***** ITEMS
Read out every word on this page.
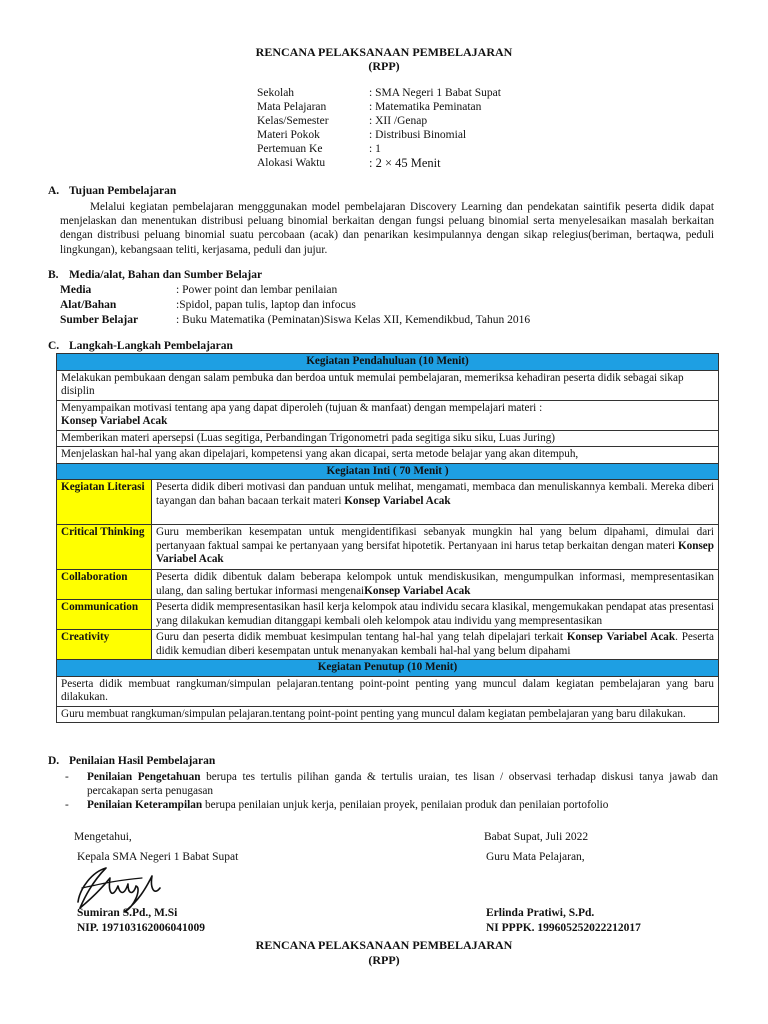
RENCANA PELAKSANAAN PEMBELAJARAN
(RPP)
Sekolah	: SMA Negeri 1 Babat Supat
Mata Pelajaran	: Matematika Peminatan
Kelas/Semester	: XII /Genap
Materi Pokok	: Distribusi Binomial
Pertemuan Ke	: 1
Alokasi Waktu	: 2 × 45 Menit
A. Tujuan Pembelajaran
Melalui kegiatan pembelajaran mengggunakan model pembelajaran Discovery Learning dan pendekatan saintifik peserta didik dapat menjelaskan dan menentukan distribusi peluang binomial berkaitan dengan fungsi peluang binomial serta menyelesaikan masalah berkaitan dengan distribusi peluang binomial suatu percobaan (acak) dan penarikan kesimpulannya dengan sikap relegius(beriman, bertaqwa, peduli lingkungan), kebangsaan teliti, kerjasama, peduli dan jujur.
B. Media/alat, Bahan dan Sumber Belajar
Media	: Power point dan lembar penilaian
Alat/Bahan	:Spidol, papan tulis, laptop dan infocus
Sumber Belajar	: Buku Matematika (Peminatan)Siswa Kelas XII, Kemendikbud, Tahun 2016
C. Langkah-Langkah Pembelajaran
Kegiatan Pendahuluan (10 Menit)	
Melakukan pembukaan dengan salam pembuka dan berdoa untuk memulai pembelajaran, memeriksa kehadiran peserta didik sebagai sikap disiplin	

Menyampaikan motivasi tentang apa yang dapat diperoleh (tujuan & manfaat) dengan mempelajari materi :
Konsep Variabel Acak	
Memberikan materi apersepsi (Luas segitiga, Perbandingan Trigonometri pada segitiga siku siku, Luas Juring)	
Menjelaskan hal-hal yang akan dipelajari, kompetensi yang akan dicapai, serta metode belajar yang akan ditempuh,	
Kegiatan Inti ( 70 Menit )	
Kegiatan Literasi	Peserta didik diberi motivasi dan panduan untuk melihat, mengamati, membaca dan menuliskannya kembali. Mereka diberi tayangan dan bahan bacaan terkait materi Konsep Variabel Acak
Critical Thinking	Guru memberikan kesempatan untuk mengidentifikasi sebanyak mungkin hal yang belum dipahami, dimulai dari pertanyaan faktual sampai ke pertanyaan yang bersifat hipotetik. Pertanyaan ini harus tetap berkaitan dengan materi Konsep Variabel Acak
Collaboration	Peserta didik dibentuk dalam beberapa kelompok untuk mendiskusikan, mengumpulkan informasi, mempresentasikan ulang, dan saling bertukar informasi mengenaiKonsep Variabel Acak
Communication	Peserta didik mempresentasikan hasil kerja kelompok atau individu secara klasikal, mengemukakan pendapat atas presentasi yang dilakukan kemudian ditanggapi kembali oleh kelompok atau individu yang mempresentasikan
Creativity	Guru dan peserta didik membuat kesimpulan tentang hal-hal yang telah dipelajari terkait Konsep Variabel Acak. Peserta didik kemudian diberi kesempatan untuk menanyakan kembali hal-hal yang belum dipahami
Kegiatan Penutup (10 Menit)	
Peserta didik membuat rangkuman/simpulan pelajaran.tentang point-point penting yang muncul dalam kegiatan pembelajaran yang baru dilakukan.	
Guru membuat rangkuman/simpulan pelajaran.tentang point-point penting yang muncul dalam kegiatan pembelajaran yang baru dilakukan.	
D. Penilaian Hasil Pembelajaran
-	Penilaian Pengetahuan berupa tes tertulis pilihan ganda & tertulis uraian, tes lisan / observasi terhadap diskusi tanya jawab dan percakapan serta penugasan
-	Penilaian Keterampilan berupa penilaian unjuk kerja, penilaian proyek, penilaian produk dan penilaian portofolio
Mengetahui,
Kepala SMA Negeri 1 Babat Supat
Babat Supat, Juli 2022
Guru Mata Pelajaran,
Sumiran S.Pd., M.Si
NIP. 197103162006041009
Erlinda Pratiwi, S.Pd.
NI PPPK. 199605252022212017
RENCANA PELAKSANAAN PEMBELAJARAN
(RPP)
**********
GIVEN INSTRUCTION
An exact transcription of all the entries is required, without the pictures.

SOLUTION
Read out every word on this page.
RENCANA PELAKSANAAN PEMBELAJARAN
(RPP)
Sekolah	: SMA Negeri 1 Babat Supat
Mata Pelajaran	: Matematika Peminatan
Kelas/Semester	: XII /Genap
Materi Pokok	: Distribusi Binomial
Pertemuan Ke	: 1
Alokasi Waktu	: 2 × 45 Menit
A. Tujuan Pembelajaran
Melalui kegiatan pembelajaran mengggunakan model pembelajaran Discovery Learning dan pendekatan saintifik peserta didik dapat menjelaskan dan menentukan distribusi peluang binomial berkaitan dengan fungsi peluang binomial serta menyelesaikan masalah berkaitan dengan distribusi peluang binomial suatu percobaan (acak) dan penarikan kesimpulannya dengan sikap relegius(beriman, bertaqwa, peduli lingkungan), kebangsaan teliti, kerjasama, peduli dan jujur.
B. Media/alat, Bahan dan Sumber Belajar
Media	: Power point dan lembar penilaian
Alat/Bahan	:Spidol, papan tulis, laptop dan infocus
Sumber Belajar	: Buku Matematika (Peminatan)Siswa Kelas XII, Kemendikbud, Tahun 2016
C. Langkah-Langkah Pembelajaran
Kegiatan Pendahuluan (10 Menit)	
Melakukan pembukaan dengan salam pembuka dan berdoa untuk memulai pembelajaran, memeriksa kehadiran peserta didik sebagai sikap disiplin	

Menyampaikan motivasi tentang apa yang dapat diperoleh (tujuan & manfaat) dengan mempelajari materi :
Konsep Variabel Acak	
Memberikan materi apersepsi (Luas segitiga, Perbandingan Trigonometri pada segitiga siku siku, Luas Juring)	
Menjelaskan hal-hal yang akan dipelajari, kompetensi yang akan dicapai, serta metode belajar yang akan ditempuh,	
Kegiatan Inti ( 70 Menit )	
Kegiatan Literasi	Peserta didik diberi motivasi dan panduan untuk melihat, mengamati, membaca dan menuliskannya kembali. Mereka diberi tayangan dan bahan bacaan terkait materi Konsep Variabel Acak
Critical Thinking	Guru memberikan kesempatan untuk mengidentifikasi sebanyak mungkin hal yang belum dipahami, dimulai dari pertanyaan faktual sampai ke pertanyaan yang bersifat hipotetik. Pertanyaan ini harus tetap berkaitan dengan materi Konsep Variabel Acak
Collaboration	Peserta didik dibentuk dalam beberapa kelompok untuk mendiskusikan, mengumpulkan informasi, mempresentasikan ulang, dan saling bertukar informasi mengenaiKonsep Variabel Acak
Communication	Peserta didik mempresentasikan hasil kerja kelompok atau individu secara klasikal, mengemukakan pendapat atas presentasi yang dilakukan kemudian ditanggapi kembali oleh kelompok atau individu yang mempresentasikan
Creativity	Guru dan peserta didik membuat kesimpulan tentang hal-hal yang telah dipelajari terkait Konsep Variabel Acak. Peserta didik kemudian diberi kesempatan untuk menanyakan kembali hal-hal yang belum dipahami
Kegiatan Penutup (10 Menit)	
Peserta didik membuat rangkuman/simpulan pelajaran.tentang point-point penting yang muncul dalam kegiatan pembelajaran yang baru dilakukan.	
Guru membuat rangkuman/simpulan pelajaran.tentang point-point penting yang muncul dalam kegiatan pembelajaran yang baru dilakukan.	
D. Penilaian Hasil Pembelajaran
-	Penilaian Pengetahuan berupa tes tertulis pilihan ganda & tertulis uraian, tes lisan / observasi terhadap diskusi tanya jawab dan percakapan serta penugasan
-	Penilaian Keterampilan berupa penilaian unjuk kerja, penilaian proyek, penilaian produk dan penilaian portofolio
Mengetahui,
Kepala SMA Negeri 1 Babat Supat
Babat Supat, Juli 2022
Guru Mata Pelajaran,
Sumiran S.Pd., M.Si
NIP. 197103162006041009
Erlinda Pratiwi, S.Pd.
NI PPPK. 199605252022212017
RENCANA PELAKSANAAN PEMBELAJARAN
(RPP)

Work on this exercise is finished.